Data to process.
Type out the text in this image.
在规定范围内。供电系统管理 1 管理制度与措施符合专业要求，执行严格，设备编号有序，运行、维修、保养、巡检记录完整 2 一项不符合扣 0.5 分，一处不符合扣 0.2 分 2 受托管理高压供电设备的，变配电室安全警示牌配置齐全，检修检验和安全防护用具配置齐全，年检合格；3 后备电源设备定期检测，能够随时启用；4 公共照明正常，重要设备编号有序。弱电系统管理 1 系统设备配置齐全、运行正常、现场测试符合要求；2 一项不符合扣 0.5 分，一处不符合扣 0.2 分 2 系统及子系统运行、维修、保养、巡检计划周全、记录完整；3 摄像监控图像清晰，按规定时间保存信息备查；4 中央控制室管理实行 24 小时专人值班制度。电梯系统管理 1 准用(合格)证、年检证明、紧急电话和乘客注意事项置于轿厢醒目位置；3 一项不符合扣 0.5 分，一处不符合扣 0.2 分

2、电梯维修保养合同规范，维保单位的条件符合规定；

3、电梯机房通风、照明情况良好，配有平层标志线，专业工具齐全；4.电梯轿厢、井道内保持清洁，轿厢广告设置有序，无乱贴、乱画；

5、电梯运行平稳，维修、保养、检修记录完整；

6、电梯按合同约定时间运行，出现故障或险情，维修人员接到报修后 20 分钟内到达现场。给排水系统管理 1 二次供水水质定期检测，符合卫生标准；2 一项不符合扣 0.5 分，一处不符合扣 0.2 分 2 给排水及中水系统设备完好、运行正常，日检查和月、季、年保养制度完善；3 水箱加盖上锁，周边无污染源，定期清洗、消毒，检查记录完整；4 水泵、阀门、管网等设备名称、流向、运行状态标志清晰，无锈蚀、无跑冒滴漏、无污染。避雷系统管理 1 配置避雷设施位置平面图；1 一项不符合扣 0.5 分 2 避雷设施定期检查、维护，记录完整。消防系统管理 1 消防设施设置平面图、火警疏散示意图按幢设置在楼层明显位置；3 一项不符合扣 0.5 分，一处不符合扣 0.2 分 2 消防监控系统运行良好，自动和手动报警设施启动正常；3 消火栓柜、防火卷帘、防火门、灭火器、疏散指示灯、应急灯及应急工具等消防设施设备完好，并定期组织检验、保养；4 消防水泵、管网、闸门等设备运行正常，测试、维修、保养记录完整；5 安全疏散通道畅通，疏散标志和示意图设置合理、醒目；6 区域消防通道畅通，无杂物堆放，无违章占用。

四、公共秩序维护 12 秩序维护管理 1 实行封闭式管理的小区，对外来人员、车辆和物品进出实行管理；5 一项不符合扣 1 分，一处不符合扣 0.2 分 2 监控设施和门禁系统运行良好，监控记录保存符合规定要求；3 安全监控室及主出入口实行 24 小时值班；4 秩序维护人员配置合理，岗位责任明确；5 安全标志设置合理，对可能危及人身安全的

Written problem. Copy out the material word for word and line for line.

Solution to the exercise.
Type out the text in this image.
在规定范围内。供电系统管理 1 管理制度与措施符合专业要求，执行严格，设备编号有序，运行、维修、保养、巡检记录完整 2 一项不符合扣 0.5 分，一处不符合扣 0.2 分 2 受托管理高压供电设备的，变配电室安全警示牌配置齐全，检修检验和安全防护用具配置齐全，年检合格；3 后备电源设备定期检测，能够随时启用；4 公共照明正常，重要设备编号有序。弱电系统管理 1 系统设备配置齐全、运行正常、现场测试符合要求；2 一项不符合扣 0.5 分，一处不符合扣 0.2 分 2 系统及子系统运行、维修、保养、巡检计划周全、记录完整；3 摄像监控图像清晰，按规定时间保存信息备查；4 中央控制室管理实行 24 小时专人值班制度。电梯系统管理 1 准用(合格)证、年检证明、紧急电话和乘客注意事项置于轿厢醒目位置；3 一项不符合扣 0.5 分，一处不符合扣 0.2 分

2、电梯维修保养合同规范，维保单位的条件符合规定；

3、电梯机房通风、照明情况良好，配有平层标志线，专业工具齐全；4.电梯轿厢、井道内保持清洁，轿厢广告设置有序，无乱贴、乱画；

5、电梯运行平稳，维修、保养、检修记录完整；

6、电梯按合同约定时间运行，出现故障或险情，维修人员接到报修后 20 分钟内到达现场。给排水系统管理 1 二次供水水质定期检测，符合卫生标准；2 一项不符合扣 0.5 分，一处不符合扣 0.2 分 2 给排水及中水系统设备完好、运行正常，日检查和月、季、年保养制度完善；3 水箱加盖上锁，周边无污染源，定期清洗、消毒，检查记录完整；4 水泵、阀门、管网等设备名称、流向、运行状态标志清晰，无锈蚀、无跑冒滴漏、无污染。避雷系统管理 1 配置避雷设施位置平面图；1 一项不符合扣 0.5 分 2 避雷设施定期检查、维护，记录完整。消防系统管理 1 消防设施设置平面图、火警疏散示意图按幢设置在楼层明显位置；3 一项不符合扣 0.5 分，一处不符合扣 0.2 分 2 消防监控系统运行良好，自动和手动报警设施启动正常；3 消火栓柜、防火卷帘、防火门、灭火器、疏散指示灯、应急灯及应急工具等消防设施设备完好，并定期组织检验、保养；4 消防水泵、管网、闸门等设备运行正常，测试、维修、保养记录完整；5 安全疏散通道畅通，疏散标志和示意图设置合理、醒目；6 区域消防通道畅通，无杂物堆放，无违章占用。

四、公共秩序维护 12 秩序维护管理 1 实行封闭式管理的小区，对外来人员、车辆和物品进出实行管理；5 一项不符合扣 1 分，一处不符合扣 0.2 分 2 监控设施和门禁系统运行良好，监控记录保存符合规定要求；3 安全监控室及主出入口实行 24 小时值班；4 秩序维护人员配置合理，岗位责任明确；5 安全标志设置合理，对可能危及人身安全的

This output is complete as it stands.